Collect every line in the records below that contains the word "this".

_RECORD SET_.
==========
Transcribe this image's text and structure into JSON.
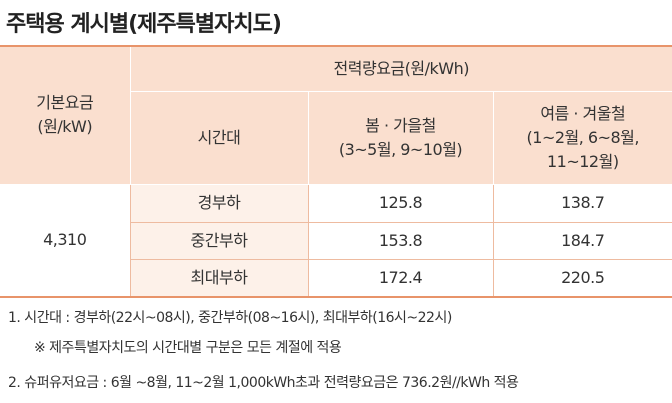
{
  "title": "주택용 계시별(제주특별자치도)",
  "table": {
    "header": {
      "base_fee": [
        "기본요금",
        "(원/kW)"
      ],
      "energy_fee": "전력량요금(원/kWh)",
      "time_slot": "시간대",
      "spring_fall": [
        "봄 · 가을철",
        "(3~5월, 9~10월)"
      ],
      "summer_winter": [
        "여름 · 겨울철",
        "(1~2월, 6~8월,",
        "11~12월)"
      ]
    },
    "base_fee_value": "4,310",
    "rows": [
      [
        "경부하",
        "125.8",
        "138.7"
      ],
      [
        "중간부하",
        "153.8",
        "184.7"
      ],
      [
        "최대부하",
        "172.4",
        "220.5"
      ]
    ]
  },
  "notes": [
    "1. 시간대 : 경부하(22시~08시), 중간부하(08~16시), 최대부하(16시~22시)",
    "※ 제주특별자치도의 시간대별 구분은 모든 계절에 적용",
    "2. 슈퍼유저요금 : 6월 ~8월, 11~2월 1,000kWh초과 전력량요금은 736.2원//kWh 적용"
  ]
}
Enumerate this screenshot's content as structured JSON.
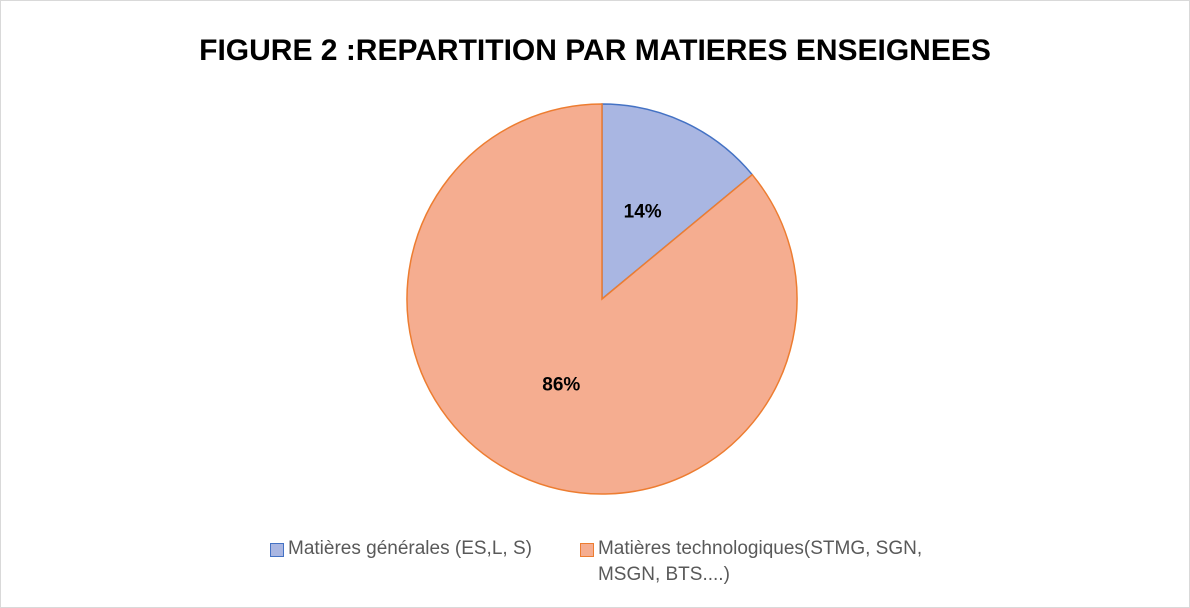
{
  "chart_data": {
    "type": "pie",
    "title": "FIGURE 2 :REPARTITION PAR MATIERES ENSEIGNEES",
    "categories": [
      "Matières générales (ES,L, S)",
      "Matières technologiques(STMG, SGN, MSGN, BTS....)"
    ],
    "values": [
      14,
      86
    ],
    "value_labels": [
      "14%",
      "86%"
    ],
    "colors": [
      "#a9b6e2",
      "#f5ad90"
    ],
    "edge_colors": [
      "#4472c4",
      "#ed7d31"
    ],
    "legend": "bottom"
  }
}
==========
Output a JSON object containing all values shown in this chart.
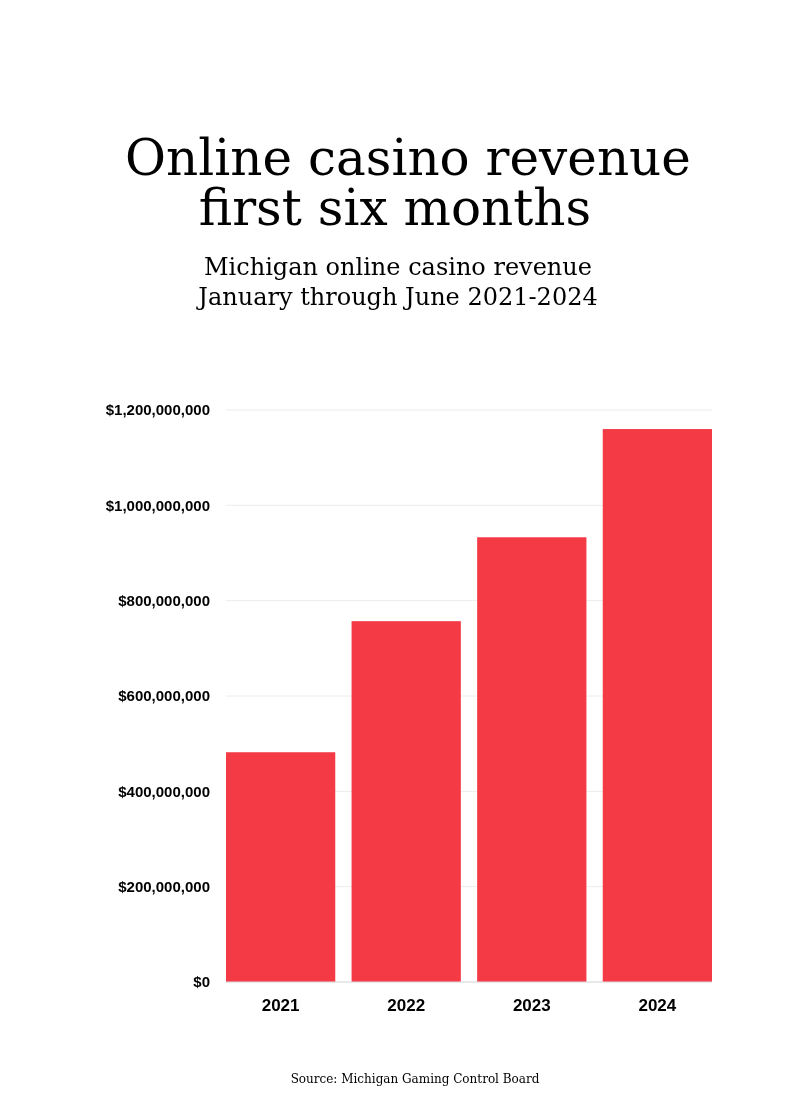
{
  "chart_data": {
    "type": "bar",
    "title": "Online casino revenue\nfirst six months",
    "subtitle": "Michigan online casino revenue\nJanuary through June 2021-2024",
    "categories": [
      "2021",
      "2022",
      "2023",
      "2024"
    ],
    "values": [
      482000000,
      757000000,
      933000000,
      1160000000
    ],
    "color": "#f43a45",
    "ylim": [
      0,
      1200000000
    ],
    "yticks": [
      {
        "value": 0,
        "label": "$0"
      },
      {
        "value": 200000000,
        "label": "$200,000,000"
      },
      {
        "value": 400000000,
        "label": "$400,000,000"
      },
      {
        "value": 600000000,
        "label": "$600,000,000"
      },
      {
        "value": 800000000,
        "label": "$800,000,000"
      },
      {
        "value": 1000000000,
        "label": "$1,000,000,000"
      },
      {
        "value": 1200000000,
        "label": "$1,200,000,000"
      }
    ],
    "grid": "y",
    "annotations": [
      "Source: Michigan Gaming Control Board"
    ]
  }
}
==========
_FINAL RESULT_.
Transcribe this image's text and structure into JSON.
Enumerate this screenshot's content as structured JSON.
Output a JSON object containing all values shown in this chart.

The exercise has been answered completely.